DIRECTIVE - Find every line in the records below that contains the word "request", and copy each such line.

/---

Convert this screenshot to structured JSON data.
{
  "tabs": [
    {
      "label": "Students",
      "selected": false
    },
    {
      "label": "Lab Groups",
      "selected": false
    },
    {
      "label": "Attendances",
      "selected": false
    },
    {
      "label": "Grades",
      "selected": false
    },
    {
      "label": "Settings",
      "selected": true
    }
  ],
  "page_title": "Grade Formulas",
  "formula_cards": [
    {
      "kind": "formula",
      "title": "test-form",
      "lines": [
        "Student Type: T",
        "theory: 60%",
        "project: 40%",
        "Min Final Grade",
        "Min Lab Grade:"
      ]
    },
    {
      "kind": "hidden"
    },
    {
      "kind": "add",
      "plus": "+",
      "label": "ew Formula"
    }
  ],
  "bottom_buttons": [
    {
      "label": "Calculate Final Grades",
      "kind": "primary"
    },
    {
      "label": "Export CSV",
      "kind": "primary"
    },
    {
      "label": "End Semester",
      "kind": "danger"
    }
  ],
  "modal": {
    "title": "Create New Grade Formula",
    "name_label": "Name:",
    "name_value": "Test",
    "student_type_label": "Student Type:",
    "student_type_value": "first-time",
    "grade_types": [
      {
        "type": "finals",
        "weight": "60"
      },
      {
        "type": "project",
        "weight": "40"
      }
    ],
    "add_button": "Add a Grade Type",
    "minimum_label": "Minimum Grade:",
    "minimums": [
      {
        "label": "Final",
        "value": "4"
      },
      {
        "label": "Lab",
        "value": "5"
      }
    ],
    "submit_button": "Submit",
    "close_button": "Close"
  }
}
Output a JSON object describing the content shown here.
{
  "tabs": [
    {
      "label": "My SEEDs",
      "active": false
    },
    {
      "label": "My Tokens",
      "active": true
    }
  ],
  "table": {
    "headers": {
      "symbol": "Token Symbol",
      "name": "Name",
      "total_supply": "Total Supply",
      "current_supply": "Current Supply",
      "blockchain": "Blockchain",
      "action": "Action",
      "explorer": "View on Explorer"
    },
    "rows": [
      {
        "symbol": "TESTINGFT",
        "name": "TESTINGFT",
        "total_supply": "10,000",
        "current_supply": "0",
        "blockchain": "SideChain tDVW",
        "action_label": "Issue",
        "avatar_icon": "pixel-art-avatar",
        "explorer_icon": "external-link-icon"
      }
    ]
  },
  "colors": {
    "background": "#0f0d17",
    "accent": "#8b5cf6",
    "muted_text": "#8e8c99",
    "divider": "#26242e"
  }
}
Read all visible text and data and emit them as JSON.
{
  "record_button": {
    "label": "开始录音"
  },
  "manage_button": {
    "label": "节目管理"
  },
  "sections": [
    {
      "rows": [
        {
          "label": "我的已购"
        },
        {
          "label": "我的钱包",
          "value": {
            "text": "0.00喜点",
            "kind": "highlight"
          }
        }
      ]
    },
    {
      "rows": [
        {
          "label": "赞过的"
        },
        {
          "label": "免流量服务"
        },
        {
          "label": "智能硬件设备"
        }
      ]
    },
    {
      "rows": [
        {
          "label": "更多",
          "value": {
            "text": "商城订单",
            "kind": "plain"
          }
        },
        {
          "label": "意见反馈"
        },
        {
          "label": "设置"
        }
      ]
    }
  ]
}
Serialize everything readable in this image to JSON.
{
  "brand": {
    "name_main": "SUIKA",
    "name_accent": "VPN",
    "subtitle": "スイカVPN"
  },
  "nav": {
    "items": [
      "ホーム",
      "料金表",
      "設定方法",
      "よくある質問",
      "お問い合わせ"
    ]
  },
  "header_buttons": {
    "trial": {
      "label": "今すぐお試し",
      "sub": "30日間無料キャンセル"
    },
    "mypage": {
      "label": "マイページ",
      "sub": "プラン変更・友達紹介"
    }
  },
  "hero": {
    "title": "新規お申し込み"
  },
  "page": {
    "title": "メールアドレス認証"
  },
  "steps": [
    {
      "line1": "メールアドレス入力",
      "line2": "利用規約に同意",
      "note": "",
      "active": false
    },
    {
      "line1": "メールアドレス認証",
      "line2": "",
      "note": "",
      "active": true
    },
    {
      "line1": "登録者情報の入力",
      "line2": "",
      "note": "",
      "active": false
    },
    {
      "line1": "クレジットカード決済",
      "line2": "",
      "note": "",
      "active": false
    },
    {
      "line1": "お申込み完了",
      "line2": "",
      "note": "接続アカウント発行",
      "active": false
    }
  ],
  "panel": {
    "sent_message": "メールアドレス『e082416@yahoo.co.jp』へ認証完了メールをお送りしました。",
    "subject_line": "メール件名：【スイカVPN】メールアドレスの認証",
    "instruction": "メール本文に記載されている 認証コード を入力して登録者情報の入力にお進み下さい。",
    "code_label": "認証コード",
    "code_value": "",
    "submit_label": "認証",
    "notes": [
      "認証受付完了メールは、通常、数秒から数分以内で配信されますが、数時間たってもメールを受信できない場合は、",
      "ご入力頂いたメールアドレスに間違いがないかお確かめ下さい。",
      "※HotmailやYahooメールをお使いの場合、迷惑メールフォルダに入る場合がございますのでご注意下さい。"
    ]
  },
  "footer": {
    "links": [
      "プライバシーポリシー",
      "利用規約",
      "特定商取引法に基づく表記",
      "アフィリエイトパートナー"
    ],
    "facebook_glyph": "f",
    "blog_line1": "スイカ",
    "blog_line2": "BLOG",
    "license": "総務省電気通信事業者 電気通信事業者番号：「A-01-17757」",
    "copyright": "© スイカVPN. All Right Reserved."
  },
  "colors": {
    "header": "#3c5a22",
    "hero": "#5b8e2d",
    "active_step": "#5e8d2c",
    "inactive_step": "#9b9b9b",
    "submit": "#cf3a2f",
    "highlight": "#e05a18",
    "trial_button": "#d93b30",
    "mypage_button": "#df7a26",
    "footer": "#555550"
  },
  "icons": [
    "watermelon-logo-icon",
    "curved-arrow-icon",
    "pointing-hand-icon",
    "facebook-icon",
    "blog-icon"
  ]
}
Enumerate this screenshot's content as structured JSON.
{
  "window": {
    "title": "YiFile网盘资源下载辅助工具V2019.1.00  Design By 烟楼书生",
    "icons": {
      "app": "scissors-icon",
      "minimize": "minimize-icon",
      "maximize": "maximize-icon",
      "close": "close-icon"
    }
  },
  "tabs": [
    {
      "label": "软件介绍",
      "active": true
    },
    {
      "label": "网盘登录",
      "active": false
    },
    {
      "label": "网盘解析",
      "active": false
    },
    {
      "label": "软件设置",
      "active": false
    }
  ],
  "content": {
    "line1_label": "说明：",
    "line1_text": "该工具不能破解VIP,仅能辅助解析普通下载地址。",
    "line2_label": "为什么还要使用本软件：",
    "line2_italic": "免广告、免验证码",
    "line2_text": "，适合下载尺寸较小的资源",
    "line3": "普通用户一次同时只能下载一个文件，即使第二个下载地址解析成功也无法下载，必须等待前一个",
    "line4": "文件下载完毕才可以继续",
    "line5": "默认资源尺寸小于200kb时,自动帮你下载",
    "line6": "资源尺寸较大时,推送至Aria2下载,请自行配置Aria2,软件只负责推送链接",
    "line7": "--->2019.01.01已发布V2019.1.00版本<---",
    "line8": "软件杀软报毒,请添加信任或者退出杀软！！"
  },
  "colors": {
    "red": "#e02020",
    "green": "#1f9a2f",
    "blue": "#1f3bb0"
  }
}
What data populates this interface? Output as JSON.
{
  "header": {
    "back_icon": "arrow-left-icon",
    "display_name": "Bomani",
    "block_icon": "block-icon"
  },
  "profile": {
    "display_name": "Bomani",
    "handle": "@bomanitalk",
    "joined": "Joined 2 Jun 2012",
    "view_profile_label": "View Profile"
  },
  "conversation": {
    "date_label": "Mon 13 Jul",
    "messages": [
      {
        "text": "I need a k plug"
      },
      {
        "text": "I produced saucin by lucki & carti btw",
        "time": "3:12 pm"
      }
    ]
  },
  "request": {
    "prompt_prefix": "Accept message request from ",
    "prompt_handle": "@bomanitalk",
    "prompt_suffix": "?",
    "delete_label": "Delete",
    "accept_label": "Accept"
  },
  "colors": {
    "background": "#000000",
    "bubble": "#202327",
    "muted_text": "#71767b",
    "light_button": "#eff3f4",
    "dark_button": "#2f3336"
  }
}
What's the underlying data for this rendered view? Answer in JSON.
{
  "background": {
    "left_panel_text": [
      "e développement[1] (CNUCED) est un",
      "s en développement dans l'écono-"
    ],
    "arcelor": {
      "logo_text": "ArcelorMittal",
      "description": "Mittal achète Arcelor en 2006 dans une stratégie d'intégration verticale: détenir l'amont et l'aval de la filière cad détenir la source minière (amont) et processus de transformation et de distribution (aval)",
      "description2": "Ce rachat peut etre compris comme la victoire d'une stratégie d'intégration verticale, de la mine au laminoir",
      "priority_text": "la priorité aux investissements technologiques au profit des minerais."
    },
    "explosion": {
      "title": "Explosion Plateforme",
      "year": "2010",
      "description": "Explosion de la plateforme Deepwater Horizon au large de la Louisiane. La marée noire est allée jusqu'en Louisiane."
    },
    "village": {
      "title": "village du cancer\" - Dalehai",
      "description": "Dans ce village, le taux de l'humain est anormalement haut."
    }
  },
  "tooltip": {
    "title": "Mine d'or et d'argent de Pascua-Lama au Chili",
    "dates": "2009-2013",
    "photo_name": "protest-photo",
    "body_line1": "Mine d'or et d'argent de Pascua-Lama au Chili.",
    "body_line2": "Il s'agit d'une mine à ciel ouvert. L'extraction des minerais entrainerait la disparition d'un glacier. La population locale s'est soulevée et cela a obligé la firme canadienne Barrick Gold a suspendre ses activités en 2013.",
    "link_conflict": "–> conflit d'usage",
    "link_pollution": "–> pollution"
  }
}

\---

FINISHED ANSWER -
  "request": {
    "prompt_prefix": "Accept message request from ",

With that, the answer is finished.